● **Passage shown**
-----

Lough Erne Challenge

Tournament information
- Location: Enniskillen, County Fermanagh, Northern Ireland
- Established: 2009
- Course: Lough Erne Resort
- Par: 72
- Length: 7,071 yards (6,466 m)
- Format: Stroke play
- Month played: July
- Final year: 2010

Tournament record score
- Aggregate: 66 Darren Clarke and Rory McIlroy (2010)
- To par: −6 as above

Final champion
- Darren Clarke and Rory McIlroy
- Lough Erne Resort Location in Northern Ireland

= Lough Erne Challenge =

The Lough Erne Challenge was a golf event that was played twice on The Faldo Course at the Lough Erne Resort, County Fermanagh, Northern Ireland. The inaugural Lough Erne Challenge, played in July 2009, was between Rory McIlroy - touring professional at Lough Erne Resort - and Pádraig Harrington. McIlroy won the 18 hole strokeplay match with a four under par round of 68 to Harrington's two under par 70. In July 2010 McIlroy teamed up with Darren Clarke to form a Northern Ireland team that took on Harrington and Shane Lowry, representing the Republic of Ireland. The Northern Ireland team won the 18 hole combined strokeplay event with a score of six under par with the Republic of Ireland one shot back on five under par.

-----

● **Provided records**
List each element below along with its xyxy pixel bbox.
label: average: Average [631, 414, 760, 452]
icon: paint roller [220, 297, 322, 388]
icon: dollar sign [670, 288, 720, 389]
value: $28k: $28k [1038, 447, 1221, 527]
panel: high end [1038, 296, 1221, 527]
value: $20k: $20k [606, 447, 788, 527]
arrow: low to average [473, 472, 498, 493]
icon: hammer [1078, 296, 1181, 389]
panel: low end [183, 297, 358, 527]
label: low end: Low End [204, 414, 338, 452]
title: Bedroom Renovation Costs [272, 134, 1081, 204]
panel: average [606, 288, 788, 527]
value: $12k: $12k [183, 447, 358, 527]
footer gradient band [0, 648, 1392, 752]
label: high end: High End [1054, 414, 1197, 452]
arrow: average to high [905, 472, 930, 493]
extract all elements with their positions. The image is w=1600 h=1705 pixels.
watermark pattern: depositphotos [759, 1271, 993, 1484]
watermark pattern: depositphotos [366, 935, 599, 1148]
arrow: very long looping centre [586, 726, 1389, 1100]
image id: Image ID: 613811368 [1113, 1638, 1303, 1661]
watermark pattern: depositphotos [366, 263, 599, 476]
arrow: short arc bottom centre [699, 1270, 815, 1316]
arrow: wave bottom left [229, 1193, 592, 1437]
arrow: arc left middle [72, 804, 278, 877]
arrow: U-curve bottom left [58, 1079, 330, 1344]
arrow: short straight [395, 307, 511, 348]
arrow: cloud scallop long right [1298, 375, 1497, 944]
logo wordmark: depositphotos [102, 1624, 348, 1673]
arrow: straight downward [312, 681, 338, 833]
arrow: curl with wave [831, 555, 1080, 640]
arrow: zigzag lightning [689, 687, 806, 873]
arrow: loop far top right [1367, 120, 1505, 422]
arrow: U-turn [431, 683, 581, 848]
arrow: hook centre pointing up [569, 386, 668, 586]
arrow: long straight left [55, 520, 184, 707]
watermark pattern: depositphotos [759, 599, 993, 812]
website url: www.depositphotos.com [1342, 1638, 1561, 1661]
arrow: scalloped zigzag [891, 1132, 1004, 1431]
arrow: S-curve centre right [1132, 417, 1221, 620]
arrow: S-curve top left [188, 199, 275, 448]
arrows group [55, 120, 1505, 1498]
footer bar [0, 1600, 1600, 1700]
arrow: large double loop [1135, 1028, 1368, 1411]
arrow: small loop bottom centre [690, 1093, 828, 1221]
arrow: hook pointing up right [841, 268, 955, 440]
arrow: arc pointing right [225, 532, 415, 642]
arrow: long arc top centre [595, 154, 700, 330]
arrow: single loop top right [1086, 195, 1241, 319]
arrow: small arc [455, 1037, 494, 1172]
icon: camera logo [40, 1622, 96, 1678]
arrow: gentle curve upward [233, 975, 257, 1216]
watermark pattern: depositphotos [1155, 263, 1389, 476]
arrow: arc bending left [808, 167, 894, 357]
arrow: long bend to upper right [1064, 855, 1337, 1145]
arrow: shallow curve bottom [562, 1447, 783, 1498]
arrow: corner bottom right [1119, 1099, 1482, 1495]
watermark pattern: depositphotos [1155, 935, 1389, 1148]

-----

● **Requirements**
a. Transcribe the part of the passage on the Lough Erne Challenge starting with "The Lough Erne Challenge" and going on through "five under par.".
b. Restate word for word the rows starting with the first line of the rows and going on through the line with "arrow: small loop", including both ends.

● **Answers to the problems**
a.
The Lough Erne Challenge was a golf event that was played twice on The Faldo Course at the Lough Erne Resort, County Fermanagh, Northern Ireland. The inaugural Lough Erne Challenge, played in July 2009, was between Rory McIlroy - touring professional at Lough Erne Resort - and Pádraig Harrington. McIlroy won the 18 hole strokeplay match with a four under par round of 68 to Harrington's two under par 70. In July 2010 McIlroy teamed up with Darren Clarke to form a Northern Ireland team that took on Harrington and Shane Lowry, representing the Republic of Ireland. The Northern Ireland team won the 18 hole combined strokeplay event with a score of six under par with the Republic of Ireland one shot back on five under par.

b.
List each element below along with its xyxy pixel bbox.
label: average: Average [631, 414, 760, 452]
icon: paint roller [220, 297, 322, 388]
icon: dollar sign [670, 288, 720, 389]
value: $28k: $28k [1038, 447, 1221, 527]
panel: high end [1038, 296, 1221, 527]
value: $20k: $20k [606, 447, 788, 527]
arrow: low to average [473, 472, 498, 493]
icon: hammer [1078, 296, 1181, 389]
panel: low end [183, 297, 358, 527]
label: low end: Low End [204, 414, 338, 452]
title: Bedroom Renovation Costs [272, 134, 1081, 204]
panel: average [606, 288, 788, 527]
value: $12k: $12k [183, 447, 358, 527]
footer gradient band [0, 648, 1392, 752]
label: high end: High End [1054, 414, 1197, 452]
arrow: average to high [905, 472, 930, 493]
extract all elements with their positions. The image is w=1600 h=1705 pixels.
watermark pattern: depositphotos [759, 1271, 993, 1484]
watermark pattern: depositphotos [366, 935, 599, 1148]
arrow: very long looping centre [586, 726, 1389, 1100]
image id: Image ID: 613811368 [1113, 1638, 1303, 1661]
watermark pattern: depositphotos [366, 263, 599, 476]
arrow: short arc bottom centre [699, 1270, 815, 1316]
arrow: wave bottom left [229, 1193, 592, 1437]
arrow: arc left middle [72, 804, 278, 877]
arrow: U-curve bottom left [58, 1079, 330, 1344]
arrow: short straight [395, 307, 511, 348]
arrow: cloud scallop long right [1298, 375, 1497, 944]
logo wordmark: depositphotos [102, 1624, 348, 1673]
arrow: straight downward [312, 681, 338, 833]
arrow: curl with wave [831, 555, 1080, 640]
arrow: zigzag lightning [689, 687, 806, 873]
arrow: loop far top right [1367, 120, 1505, 422]
arrow: U-turn [431, 683, 581, 848]
arrow: hook centre pointing up [569, 386, 668, 586]
arrow: long straight left [55, 520, 184, 707]
watermark pattern: depositphotos [759, 599, 993, 812]
website url: www.depositphotos.com [1342, 1638, 1561, 1661]
arrow: scalloped zigzag [891, 1132, 1004, 1431]
arrow: S-curve centre right [1132, 417, 1221, 620]
arrow: S-curve top left [188, 199, 275, 448]
arrows group [55, 120, 1505, 1498]
footer bar [0, 1600, 1600, 1700]
arrow: large double loop [1135, 1028, 1368, 1411]
arrow: small loop bottom centre [690, 1093, 828, 1221]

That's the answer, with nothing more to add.